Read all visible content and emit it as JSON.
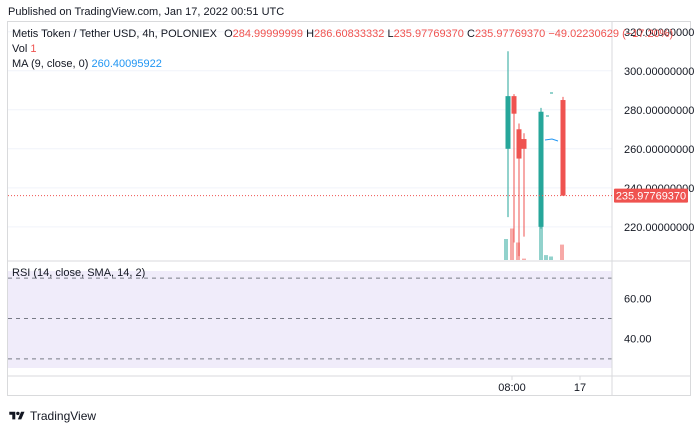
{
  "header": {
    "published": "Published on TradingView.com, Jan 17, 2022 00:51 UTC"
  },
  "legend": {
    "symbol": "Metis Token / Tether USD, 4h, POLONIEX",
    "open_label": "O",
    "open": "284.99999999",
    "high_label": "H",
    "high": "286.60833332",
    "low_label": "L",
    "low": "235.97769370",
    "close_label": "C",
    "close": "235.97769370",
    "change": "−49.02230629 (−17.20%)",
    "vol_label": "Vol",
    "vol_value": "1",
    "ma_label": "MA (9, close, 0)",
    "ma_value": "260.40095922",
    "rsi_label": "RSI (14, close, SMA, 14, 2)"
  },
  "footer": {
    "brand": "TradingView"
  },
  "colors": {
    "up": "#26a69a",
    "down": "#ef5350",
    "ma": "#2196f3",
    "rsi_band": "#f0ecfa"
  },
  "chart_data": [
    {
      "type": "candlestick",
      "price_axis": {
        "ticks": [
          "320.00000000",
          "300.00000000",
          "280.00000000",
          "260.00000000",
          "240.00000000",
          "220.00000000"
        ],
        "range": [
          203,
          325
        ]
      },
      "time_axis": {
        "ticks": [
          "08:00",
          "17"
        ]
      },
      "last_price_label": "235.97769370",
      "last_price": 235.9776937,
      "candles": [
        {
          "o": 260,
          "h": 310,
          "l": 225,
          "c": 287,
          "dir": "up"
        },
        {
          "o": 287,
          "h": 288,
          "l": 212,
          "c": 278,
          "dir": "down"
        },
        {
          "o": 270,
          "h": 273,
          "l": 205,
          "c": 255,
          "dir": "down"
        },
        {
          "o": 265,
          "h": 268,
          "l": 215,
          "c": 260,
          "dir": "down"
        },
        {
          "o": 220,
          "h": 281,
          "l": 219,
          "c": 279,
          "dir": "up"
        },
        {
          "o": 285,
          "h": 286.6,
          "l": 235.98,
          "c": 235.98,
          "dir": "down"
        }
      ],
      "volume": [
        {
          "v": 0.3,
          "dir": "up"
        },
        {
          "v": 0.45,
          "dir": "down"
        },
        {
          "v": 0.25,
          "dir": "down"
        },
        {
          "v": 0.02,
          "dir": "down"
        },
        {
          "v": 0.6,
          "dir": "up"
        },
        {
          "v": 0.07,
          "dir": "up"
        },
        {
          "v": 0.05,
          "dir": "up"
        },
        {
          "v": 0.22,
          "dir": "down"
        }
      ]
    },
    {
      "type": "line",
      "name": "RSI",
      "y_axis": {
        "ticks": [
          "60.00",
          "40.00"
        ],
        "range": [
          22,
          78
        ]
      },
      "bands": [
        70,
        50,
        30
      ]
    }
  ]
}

---

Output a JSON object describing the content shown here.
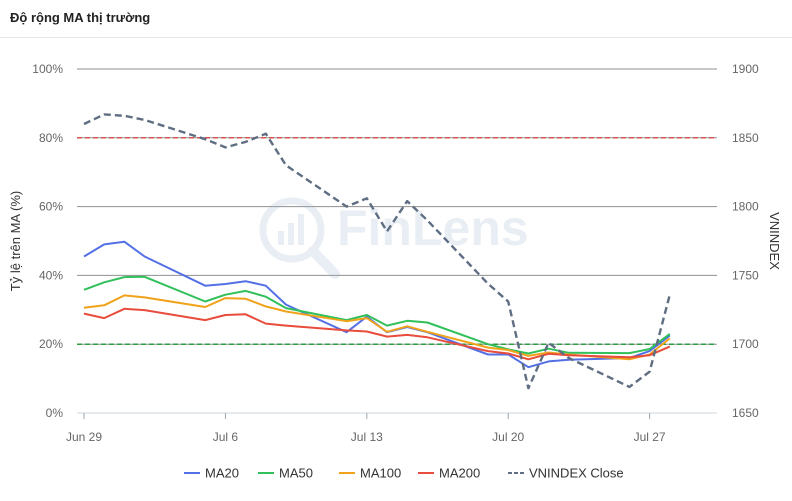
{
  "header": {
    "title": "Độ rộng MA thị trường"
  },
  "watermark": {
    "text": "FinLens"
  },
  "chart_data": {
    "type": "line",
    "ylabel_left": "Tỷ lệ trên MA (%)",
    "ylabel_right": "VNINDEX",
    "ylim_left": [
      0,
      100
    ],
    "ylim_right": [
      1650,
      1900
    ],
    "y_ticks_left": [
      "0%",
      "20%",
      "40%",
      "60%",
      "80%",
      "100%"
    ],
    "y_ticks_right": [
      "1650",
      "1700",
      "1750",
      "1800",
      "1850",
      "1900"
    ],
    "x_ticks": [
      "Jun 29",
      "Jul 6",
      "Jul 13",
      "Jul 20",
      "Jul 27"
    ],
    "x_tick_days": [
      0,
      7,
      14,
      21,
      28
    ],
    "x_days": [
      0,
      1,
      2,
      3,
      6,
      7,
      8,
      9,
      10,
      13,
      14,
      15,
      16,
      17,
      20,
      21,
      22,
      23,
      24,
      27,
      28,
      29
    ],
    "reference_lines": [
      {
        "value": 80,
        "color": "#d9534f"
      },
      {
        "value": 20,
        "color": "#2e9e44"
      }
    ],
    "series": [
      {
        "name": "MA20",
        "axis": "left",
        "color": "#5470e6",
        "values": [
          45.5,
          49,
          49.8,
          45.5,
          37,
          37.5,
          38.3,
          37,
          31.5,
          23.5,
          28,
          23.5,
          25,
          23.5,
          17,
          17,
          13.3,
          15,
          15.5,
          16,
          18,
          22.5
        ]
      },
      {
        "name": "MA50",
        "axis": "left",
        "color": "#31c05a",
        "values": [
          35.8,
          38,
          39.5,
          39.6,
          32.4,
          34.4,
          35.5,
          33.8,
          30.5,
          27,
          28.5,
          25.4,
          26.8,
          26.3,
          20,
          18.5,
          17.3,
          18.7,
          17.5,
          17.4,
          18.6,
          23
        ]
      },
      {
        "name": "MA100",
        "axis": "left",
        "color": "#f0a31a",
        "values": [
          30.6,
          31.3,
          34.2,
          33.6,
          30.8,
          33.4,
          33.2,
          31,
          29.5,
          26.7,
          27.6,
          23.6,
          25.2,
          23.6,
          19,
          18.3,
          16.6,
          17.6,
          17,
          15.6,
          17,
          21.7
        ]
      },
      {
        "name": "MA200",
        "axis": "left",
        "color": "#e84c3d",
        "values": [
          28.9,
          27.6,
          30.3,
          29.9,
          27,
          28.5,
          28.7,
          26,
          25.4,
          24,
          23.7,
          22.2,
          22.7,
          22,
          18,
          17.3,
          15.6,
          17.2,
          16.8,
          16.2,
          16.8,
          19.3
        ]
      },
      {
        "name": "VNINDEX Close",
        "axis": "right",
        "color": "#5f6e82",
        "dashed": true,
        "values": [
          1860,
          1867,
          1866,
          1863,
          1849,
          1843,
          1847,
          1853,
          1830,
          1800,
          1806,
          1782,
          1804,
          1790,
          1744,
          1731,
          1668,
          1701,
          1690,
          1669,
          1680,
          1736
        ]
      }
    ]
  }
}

TASK DETAILS >> Report how many lines of the records above contain the word "content", giving only the number.

CORRECT OUTPUT >> 2